§ **Problems**:
a – Answer these questions using the Matusadona review:
(i) Which of the Big Five is absent from the park?
(ii) Which river forms the park's eastern boundary?
(iii) In which month do Amur falcons hunt dragonflies along the shorelines?
b – Write out everything in the Matusadona review from "For a longer" down to "the indigo lake.".

§ **Document section**:
Brian is an award winning travel writer, author of safari books and regular contributor to magazines such as BBC Wildlife and Travel Africa.

Unique Refuge by Lake Kariba
Overall rating
3/5

Matusadona is home to four of the Big Five (black rhinos are absent), and while lion numbers have declined of late, elephant and buffalo are common. The park’s remote situation between Lake Kariba and the Matuzviadonha Hills is stunning. The closer you get to the 700m summits, the wilder and woollier it gets, with walking the only real option.

My favorite way to experience the magic of Matusadona is by water, cruising along the lakeshore into the mouth of the Gache Gache, the river that forms the park’s eastern boundary. To explore its serpentine channels is to be engulfed in a sunlit silence of reed beds and water lilies, broken only by the yelping cries of fish eagles. Wherever you look there is life: crocodiles basking with jaws agape, buffalo browsing on the torpedo grass, shy bushbuck watching from the shadows and herons stalking through the reeds. In places, long-dead trees rise from the water; drowned when Kariba was created in the 1950s, their skeletal superstructures provide ideal perches for cormorants and kingfishers.

For a longer stay, Bumi Hills Safari Lodge, Musango Safari Camp and the small, upmarket Changa Safari Camp are among the best options. On game drives, bumping down red-dirt roads in open 4x4s, you drive through mopane woodlands coppiced to orchard height by the park’s elephants, keeping an eye open for leopards and hyenas, not to mention some 350 bird species. In April, Amur falcons, on migration from faraway Russia, hunt dragonflies along shorelines graced by big herds of impala and sudden flurries of egrets that stand out like snowflakes against the indigo lake.

Expert
Ariadne van Zandbergen   –  
South Africa ZA
Visited: May

Ariadne is a renowned African wildlife photographer whose work is featured in many well-known guidebooks and magazines.

1 person found this review helpful.

§ **Collected data**:
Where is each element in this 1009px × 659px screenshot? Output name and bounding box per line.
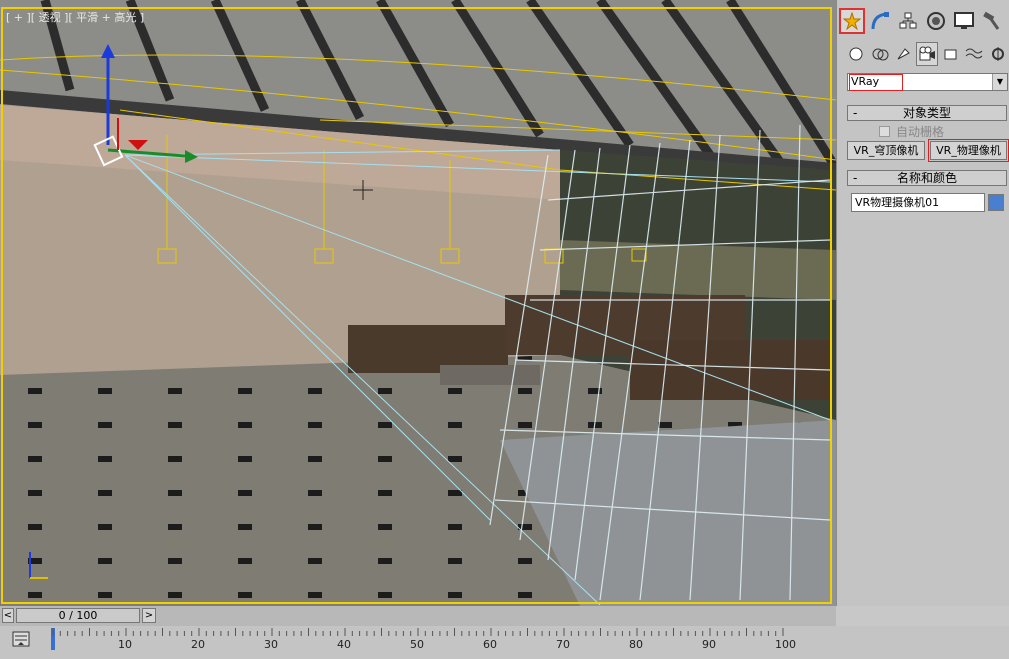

§ **Task-by-task outputs**:
a –
(i) Black rhinos.
(ii) The Gache Gache.
(iii) April.

b –
For a longer stay, Bumi Hills Safari Lodge, Musango Safari Camp and the small, upmarket Changa Safari Camp are among the best options. On game drives, bumping down red-dirt roads in open 4x4s, you drive through mopane woodlands coppiced to orchard height by the park’s elephants, keeping an eye open for leopards and hyenas, not to mention some 350 bird species. In April, Amur falcons, on migration from faraway Russia, hunt dragonflies along shorelines graced by big herds of impala and sudden flurries of egrets that stand out like snowflakes against the indigo lake.